**Description of the task:**
Restate the records below word for word.

**Stored rows:**
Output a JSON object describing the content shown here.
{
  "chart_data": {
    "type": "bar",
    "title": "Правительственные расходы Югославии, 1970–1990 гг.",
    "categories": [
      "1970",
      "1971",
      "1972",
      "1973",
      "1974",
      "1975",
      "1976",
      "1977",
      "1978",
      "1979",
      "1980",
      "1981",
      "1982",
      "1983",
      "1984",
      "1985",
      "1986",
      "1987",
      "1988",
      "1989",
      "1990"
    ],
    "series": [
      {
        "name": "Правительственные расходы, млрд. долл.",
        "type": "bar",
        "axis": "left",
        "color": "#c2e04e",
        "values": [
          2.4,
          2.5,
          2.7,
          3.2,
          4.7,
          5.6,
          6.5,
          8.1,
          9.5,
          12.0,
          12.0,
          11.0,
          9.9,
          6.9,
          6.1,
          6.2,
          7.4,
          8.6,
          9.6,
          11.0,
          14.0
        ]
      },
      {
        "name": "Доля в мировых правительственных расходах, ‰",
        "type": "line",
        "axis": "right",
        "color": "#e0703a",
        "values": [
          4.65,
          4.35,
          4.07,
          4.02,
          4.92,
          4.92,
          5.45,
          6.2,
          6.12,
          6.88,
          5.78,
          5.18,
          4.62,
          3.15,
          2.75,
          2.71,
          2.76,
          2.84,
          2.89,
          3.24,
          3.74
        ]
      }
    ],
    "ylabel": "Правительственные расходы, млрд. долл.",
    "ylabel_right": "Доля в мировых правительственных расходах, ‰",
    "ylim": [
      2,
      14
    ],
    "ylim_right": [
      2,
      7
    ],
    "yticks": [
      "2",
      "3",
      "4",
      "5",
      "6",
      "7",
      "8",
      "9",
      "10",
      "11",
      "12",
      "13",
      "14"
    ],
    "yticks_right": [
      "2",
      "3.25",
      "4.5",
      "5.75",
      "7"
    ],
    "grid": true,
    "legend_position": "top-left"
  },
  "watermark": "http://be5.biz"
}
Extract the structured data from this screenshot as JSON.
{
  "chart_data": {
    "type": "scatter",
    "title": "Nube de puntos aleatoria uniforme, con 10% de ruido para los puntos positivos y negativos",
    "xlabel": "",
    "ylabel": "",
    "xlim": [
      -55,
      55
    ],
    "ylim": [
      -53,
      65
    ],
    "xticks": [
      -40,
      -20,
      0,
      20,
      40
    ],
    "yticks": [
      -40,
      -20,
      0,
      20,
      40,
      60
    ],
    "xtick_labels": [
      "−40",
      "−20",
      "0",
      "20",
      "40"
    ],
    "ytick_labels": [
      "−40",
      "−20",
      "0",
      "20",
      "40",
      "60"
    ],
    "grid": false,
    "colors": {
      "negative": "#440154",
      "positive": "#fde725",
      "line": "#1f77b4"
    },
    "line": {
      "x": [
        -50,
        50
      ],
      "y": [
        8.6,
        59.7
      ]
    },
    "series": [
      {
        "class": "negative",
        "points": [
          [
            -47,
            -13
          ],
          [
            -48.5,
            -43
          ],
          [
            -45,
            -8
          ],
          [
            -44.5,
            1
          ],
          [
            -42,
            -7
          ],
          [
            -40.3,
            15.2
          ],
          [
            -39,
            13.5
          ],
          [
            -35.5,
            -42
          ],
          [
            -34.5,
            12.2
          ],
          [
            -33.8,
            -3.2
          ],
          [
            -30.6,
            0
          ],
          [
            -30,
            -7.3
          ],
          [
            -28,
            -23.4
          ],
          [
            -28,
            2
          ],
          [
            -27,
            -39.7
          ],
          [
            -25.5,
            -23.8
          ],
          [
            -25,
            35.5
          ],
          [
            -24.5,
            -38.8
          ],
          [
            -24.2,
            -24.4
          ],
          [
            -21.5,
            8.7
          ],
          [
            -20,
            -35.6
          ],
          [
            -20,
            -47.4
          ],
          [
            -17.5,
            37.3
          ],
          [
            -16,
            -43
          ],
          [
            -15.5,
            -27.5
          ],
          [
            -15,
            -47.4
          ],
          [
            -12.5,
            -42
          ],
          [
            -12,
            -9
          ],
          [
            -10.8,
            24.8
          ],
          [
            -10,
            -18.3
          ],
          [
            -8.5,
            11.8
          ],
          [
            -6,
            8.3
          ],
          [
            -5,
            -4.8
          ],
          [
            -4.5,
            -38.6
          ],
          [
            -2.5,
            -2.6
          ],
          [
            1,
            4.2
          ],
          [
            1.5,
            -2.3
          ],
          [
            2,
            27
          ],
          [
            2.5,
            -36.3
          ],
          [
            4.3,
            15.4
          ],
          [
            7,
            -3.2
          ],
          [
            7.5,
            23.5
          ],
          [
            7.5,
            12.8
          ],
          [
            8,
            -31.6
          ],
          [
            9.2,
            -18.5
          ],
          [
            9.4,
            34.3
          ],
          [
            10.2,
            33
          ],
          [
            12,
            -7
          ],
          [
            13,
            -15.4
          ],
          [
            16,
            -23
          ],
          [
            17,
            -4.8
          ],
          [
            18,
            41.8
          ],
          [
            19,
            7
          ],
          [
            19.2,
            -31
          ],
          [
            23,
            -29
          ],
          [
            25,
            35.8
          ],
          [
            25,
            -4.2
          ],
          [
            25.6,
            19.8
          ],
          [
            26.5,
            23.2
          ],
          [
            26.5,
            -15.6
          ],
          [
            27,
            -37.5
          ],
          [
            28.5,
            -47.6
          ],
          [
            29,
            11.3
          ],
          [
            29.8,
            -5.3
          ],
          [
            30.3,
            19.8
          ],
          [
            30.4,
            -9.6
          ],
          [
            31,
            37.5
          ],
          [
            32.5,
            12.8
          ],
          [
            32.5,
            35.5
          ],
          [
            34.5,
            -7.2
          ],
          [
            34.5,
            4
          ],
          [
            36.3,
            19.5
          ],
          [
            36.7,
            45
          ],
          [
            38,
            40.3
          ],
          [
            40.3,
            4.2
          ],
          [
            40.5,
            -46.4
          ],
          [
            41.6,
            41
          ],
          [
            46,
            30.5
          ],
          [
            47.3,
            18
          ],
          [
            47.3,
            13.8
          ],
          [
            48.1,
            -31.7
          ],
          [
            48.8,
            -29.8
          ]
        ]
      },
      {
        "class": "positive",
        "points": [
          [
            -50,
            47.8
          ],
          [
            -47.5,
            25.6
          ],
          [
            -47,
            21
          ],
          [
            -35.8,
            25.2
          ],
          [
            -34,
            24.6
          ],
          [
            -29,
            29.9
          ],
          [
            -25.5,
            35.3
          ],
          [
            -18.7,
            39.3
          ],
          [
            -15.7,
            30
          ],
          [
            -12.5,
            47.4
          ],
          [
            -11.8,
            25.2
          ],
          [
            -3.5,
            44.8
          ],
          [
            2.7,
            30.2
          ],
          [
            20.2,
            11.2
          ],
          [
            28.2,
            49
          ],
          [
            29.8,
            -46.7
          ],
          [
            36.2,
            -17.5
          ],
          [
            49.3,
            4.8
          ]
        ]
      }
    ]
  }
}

**Completed task:**
Output a JSON object describing the content shown here.
{
  "chart_data": {
    "type": "bar",
    "title": "Правительственные расходы Югославии, 1970–1990 гг.",
    "categories": [
      "1970",
      "1971",
      "1972",
      "1973",
      "1974",
      "1975",
      "1976",
      "1977",
      "1978",
      "1979",
      "1980",
      "1981",
      "1982",
      "1983",
      "1984",
      "1985",
      "1986",
      "1987",
      "1988",
      "1989",
      "1990"
    ],
    "series": [
      {
        "name": "Правительственные расходы, млрд. долл.",
        "type": "bar",
        "axis": "left",
        "color": "#c2e04e",
        "values": [
          2.4,
          2.5,
          2.7,
          3.2,
          4.7,
          5.6,
          6.5,
          8.1,
          9.5,
          12.0,
          12.0,
          11.0,
          9.9,
          6.9,
          6.1,
          6.2,
          7.4,
          8.6,
          9.6,
          11.0,
          14.0
        ]
      },
      {
        "name": "Доля в мировых правительственных расходах, ‰",
        "type": "line",
        "axis": "right",
        "color": "#e0703a",
        "values": [
          4.65,
          4.35,
          4.07,
          4.02,
          4.92,
          4.92,
          5.45,
          6.2,
          6.12,
          6.88,
          5.78,
          5.18,
          4.62,
          3.15,
          2.75,
          2.71,
          2.76,
          2.84,
          2.89,
          3.24,
          3.74
        ]
      }
    ],
    "ylabel": "Правительственные расходы, млрд. долл.",
    "ylabel_right": "Доля в мировых правительственных расходах, ‰",
    "ylim": [
      2,
      14
    ],
    "ylim_right": [
      2,
      7
    ],
    "yticks": [
      "2",
      "3",
      "4",
      "5",
      "6",
      "7",
      "8",
      "9",
      "10",
      "11",
      "12",
      "13",
      "14"
    ],
    "yticks_right": [
      "2",
      "3.25",
      "4.5",
      "5.75",
      "7"
    ],
    "grid": true,
    "legend_position": "top-left"
  },
  "watermark": "http://be5.biz"
}
Extract the structured data from this screenshot as JSON.
{
  "chart_data": {
    "type": "scatter",
    "title": "Nube de puntos aleatoria uniforme, con 10% de ruido para los puntos positivos y negativos",
    "xlabel": "",
    "ylabel": "",
    "xlim": [
      -55,
      55
    ],
    "ylim": [
      -53,
      65
    ],
    "xticks": [
      -40,
      -20,
      0,
      20,
      40
    ],
    "yticks": [
      -40,
      -20,
      0,
      20,
      40,
      60
    ],
    "xtick_labels": [
      "−40",
      "−20",
      "0",
      "20",
      "40"
    ],
    "ytick_labels": [
      "−40",
      "−20",
      "0",
      "20",
      "40",
      "60"
    ],
    "grid": false,
    "colors": {
      "negative": "#440154",
      "positive": "#fde725",
      "line": "#1f77b4"
    },
    "line": {
      "x": [
        -50,
        50
      ],
      "y": [
        8.6,
        59.7
      ]
    },
    "series": [
      {
        "class": "negative",
        "points": [
          [
            -47,
            -13
          ],
          [
            -48.5,
            -43
          ],
          [
            -45,
            -8
          ],
          [
            -44.5,
            1
          ],
          [
            -42,
            -7
          ],
          [
            -40.3,
            15.2
          ],
          [
            -39,
            13.5
          ],
          [
            -35.5,
            -42
          ],
          [
            -34.5,
            12.2
          ],
          [
            -33.8,
            -3.2
          ],
          [
            -30.6,
            0
          ],
          [
            -30,
            -7.3
          ],
          [
            -28,
            -23.4
          ],
          [
            -28,
            2
          ],
          [
            -27,
            -39.7
          ],
          [
            -25.5,
            -23.8
          ],
          [
            -25,
            35.5
          ],
          [
            -24.5,
            -38.8
          ],
          [
            -24.2,
            -24.4
          ],
          [
            -21.5,
            8.7
          ],
          [
            -20,
            -35.6
          ],
          [
            -20,
            -47.4
          ],
          [
            -17.5,
            37.3
          ],
          [
            -16,
            -43
          ],
          [
            -15.5,
            -27.5
          ],
          [
            -15,
            -47.4
          ],
          [
            -12.5,
            -42
          ],
          [
            -12,
            -9
          ],
          [
            -10.8,
            24.8
          ],
          [
            -10,
            -18.3
          ],
          [
            -8.5,
            11.8
          ],
          [
            -6,
            8.3
          ],
          [
            -5,
            -4.8
          ],
          [
            -4.5,
            -38.6
          ],
          [
            -2.5,
            -2.6
          ],
          [
            1,
            4.2
          ],
          [
            1.5,
            -2.3
          ],
          [
            2,
            27
          ],
          [
            2.5,
            -36.3
          ],
          [
            4.3,
            15.4
          ],
          [
            7,
            -3.2
          ],
          [
            7.5,
            23.5
          ],
          [
            7.5,
            12.8
          ],
          [
            8,
            -31.6
          ],
          [
            9.2,
            -18.5
          ],
          [
            9.4,
            34.3
          ],
          [
            10.2,
            33
          ],
          [
            12,
            -7
          ],
          [
            13,
            -15.4
          ],
          [
            16,
            -23
          ],
          [
            17,
            -4.8
          ],
          [
            18,
            41.8
          ],
          [
            19,
            7
          ],
          [
            19.2,
            -31
          ],
          [
            23,
            -29
          ],
          [
            25,
            35.8
          ],
          [
            25,
            -4.2
          ],
          [
            25.6,
            19.8
          ],
          [
            26.5,
            23.2
          ],
          [
            26.5,
            -15.6
          ],
          [
            27,
            -37.5
          ],
          [
            28.5,
            -47.6
          ],
          [
            29,
            11.3
          ],
          [
            29.8,
            -5.3
          ],
          [
            30.3,
            19.8
          ],
          [
            30.4,
            -9.6
          ],
          [
            31,
            37.5
          ],
          [
            32.5,
            12.8
          ],
          [
            32.5,
            35.5
          ],
          [
            34.5,
            -7.2
          ],
          [
            34.5,
            4
          ],
          [
            36.3,
            19.5
          ],
          [
            36.7,
            45
          ],
          [
            38,
            40.3
          ],
          [
            40.3,
            4.2
          ],
          [
            40.5,
            -46.4
          ],
          [
            41.6,
            41
          ],
          [
            46,
            30.5
          ],
          [
            47.3,
            18
          ],
          [
            47.3,
            13.8
          ],
          [
            48.1,
            -31.7
          ],
          [
            48.8,
            -29.8
          ]
        ]
      },
      {
        "class": "positive",
        "points": [
          [
            -50,
            47.8
          ],
          [
            -47.5,
            25.6
          ],
          [
            -47,
            21
          ],
          [
            -35.8,
            25.2
          ],
          [
            -34,
            24.6
          ],
          [
            -29,
            29.9
          ],
          [
            -25.5,
            35.3
          ],
          [
            -18.7,
            39.3
          ],
          [
            -15.7,
            30
          ],
          [
            -12.5,
            47.4
          ],
          [
            -11.8,
            25.2
          ],
          [
            -3.5,
            44.8
          ],
          [
            2.7,
            30.2
          ],
          [
            20.2,
            11.2
          ],
          [
            28.2,
            49
          ],
          [
            29.8,
            -46.7
          ],
          [
            36.2,
            -17.5
          ],
          [
            49.3,
            4.8
          ]
        ]
      }
    ]
  }
}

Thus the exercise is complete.